*元の記事*.

サービス・建設業など深刻

 今年1月時点の山陰両県の企業のうち6割近くが正社員の不足を訴えていることが、民間信用調査会社、帝国データバンク松江支店の調査で分かった。調査を開始した2008年以降2番目に高い割合で、飲食、宿泊などサービス業や建設業を中心に人手不足が深刻化している実態が改めて浮き彫りにされた。
 調査は今年1月、島根、鳥取両県に本社を置く432社を対象に実施。うち37%に当たる161社から回答を得た。
 それによると、正社員が不足していると答えた企業は56%と、昨年10月の前回調査時の54%を2ポイント上回り、同じ調査を始めてから最高だった2022年10月の59%に次いで2番目に高い割合となった。全国では53%だった。
 業種別では、飲食や宿泊などサービス業では80%が不足を訴え、建設業67%、小売業53%などが続いた。
 一方、非正規社員も29%の企業が不足していると答え、前回調査の26%と比べ3ポイント上昇した。業種別では、運輸・倉庫67%を最高にサービス53%、建設36%など。正社員と比べると、不足割合は低くなっている。
 同じ調査で山陰両県企業の人手不足の状況は、コロナ禍が広がった2020年7月に不足割合25%まで緩和されたが、コロナ禍から回復するとともに急速に深刻化。今年4月からトラック、バス運転手、建設業などに残業時間の上限規制が適用される「2024年問題」の影響でさらに加速することが懸念されている。

*記録データ*.

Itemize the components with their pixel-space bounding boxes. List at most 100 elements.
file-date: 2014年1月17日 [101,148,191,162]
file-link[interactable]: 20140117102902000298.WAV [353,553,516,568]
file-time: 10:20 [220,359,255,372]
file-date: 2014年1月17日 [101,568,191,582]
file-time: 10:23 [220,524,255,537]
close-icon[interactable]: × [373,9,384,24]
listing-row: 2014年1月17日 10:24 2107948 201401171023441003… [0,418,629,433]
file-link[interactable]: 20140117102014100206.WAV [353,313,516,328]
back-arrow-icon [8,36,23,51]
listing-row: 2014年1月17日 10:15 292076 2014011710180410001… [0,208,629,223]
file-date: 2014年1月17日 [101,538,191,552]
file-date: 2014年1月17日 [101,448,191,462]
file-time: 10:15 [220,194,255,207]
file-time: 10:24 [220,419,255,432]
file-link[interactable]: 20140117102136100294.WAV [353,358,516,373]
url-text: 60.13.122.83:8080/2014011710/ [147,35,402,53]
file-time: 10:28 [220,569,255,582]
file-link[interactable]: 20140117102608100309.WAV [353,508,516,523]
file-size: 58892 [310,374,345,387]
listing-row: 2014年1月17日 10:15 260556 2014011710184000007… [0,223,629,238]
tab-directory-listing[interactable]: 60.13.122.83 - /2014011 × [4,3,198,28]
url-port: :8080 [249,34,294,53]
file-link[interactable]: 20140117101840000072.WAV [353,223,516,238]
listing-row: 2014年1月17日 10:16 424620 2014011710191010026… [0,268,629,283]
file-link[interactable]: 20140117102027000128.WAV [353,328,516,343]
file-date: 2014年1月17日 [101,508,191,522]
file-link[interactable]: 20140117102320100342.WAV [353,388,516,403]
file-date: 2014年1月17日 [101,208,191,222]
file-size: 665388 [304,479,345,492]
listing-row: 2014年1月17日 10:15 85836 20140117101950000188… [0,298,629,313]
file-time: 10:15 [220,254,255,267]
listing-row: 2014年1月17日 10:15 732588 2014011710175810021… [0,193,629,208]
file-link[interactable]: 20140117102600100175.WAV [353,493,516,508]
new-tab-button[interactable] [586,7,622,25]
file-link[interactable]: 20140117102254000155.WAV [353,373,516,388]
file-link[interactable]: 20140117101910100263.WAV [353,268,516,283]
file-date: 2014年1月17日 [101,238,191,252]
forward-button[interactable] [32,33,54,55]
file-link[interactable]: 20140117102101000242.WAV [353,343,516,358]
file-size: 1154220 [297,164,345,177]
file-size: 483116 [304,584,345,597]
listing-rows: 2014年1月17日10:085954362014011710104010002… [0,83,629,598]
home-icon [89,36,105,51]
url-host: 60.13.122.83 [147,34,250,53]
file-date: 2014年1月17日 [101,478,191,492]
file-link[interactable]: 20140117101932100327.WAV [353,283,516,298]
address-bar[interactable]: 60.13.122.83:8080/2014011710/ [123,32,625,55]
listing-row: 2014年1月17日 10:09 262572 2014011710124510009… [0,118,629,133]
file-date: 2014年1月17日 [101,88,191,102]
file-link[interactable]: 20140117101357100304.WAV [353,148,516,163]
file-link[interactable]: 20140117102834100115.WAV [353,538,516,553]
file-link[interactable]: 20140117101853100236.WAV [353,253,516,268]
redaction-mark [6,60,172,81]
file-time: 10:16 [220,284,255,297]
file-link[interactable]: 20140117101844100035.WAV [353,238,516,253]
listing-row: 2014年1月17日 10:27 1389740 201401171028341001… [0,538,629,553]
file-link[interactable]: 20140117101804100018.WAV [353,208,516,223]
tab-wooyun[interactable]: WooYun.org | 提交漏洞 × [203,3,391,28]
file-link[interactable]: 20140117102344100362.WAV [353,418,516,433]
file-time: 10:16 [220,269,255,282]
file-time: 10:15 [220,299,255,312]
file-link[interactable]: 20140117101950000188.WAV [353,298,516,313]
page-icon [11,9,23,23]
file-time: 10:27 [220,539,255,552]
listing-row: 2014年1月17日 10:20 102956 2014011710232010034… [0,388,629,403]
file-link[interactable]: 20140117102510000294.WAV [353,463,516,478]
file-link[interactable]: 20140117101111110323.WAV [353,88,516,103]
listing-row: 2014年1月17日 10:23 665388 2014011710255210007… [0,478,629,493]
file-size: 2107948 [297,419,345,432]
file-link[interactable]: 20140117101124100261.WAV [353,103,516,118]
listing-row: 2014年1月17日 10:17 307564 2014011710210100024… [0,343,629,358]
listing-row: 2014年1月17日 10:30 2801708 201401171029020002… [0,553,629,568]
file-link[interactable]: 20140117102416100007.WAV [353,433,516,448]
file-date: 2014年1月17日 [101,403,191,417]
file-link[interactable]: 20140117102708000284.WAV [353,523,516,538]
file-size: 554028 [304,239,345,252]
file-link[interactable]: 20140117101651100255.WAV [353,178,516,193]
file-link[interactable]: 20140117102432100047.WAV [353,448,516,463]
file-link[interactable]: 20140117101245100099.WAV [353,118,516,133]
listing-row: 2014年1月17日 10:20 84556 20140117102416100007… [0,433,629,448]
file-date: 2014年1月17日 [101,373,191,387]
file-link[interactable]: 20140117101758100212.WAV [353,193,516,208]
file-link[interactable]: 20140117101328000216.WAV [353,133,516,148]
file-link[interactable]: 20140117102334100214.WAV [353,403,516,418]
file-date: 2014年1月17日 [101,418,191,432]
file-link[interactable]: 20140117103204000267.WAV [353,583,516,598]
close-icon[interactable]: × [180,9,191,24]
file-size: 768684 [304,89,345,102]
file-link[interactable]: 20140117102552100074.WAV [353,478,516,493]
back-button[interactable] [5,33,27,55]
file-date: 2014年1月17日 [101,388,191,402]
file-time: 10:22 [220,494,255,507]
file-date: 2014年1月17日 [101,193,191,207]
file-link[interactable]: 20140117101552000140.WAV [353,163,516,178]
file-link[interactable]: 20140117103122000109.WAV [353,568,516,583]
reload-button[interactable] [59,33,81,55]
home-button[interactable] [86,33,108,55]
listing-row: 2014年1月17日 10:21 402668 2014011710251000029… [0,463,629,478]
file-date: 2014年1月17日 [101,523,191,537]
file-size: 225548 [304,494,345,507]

*やること*.
**A.** 人手不足の記事から、「一方、非正規社員も29%の企」から「速することが懸念されている。」までを、その両方の語句も含めてそのまま書き出してください。
**B.** 人手不足の記事で、非正規社員が不足していると答えた企業の割合が業種別に示されているものを、業種名と割合の組ですべて書き出してください。

*答え*.
**A.**
一方、非正規社員も29%の企業が不足していると答え、前回調査の26%と比べ3ポイント上昇した。業種別では、運輸・倉庫67%を最高にサービス53%、建設36%など。正社員と比べると、不足割合は低くなっている。
 同じ調査で山陰両県企業の人手不足の状況は、コロナ禍が広がった2020年7月に不足割合25%まで緩和されたが、コロナ禍から回復するとともに急速に深刻化。今年4月からトラック、バス運転手、建設業などに残業時間の上限規制が適用される「2024年問題」の影響でさらに加速することが懸念されている。

**B.**
運輸・倉庫：67%
サービス：53%
建設：36%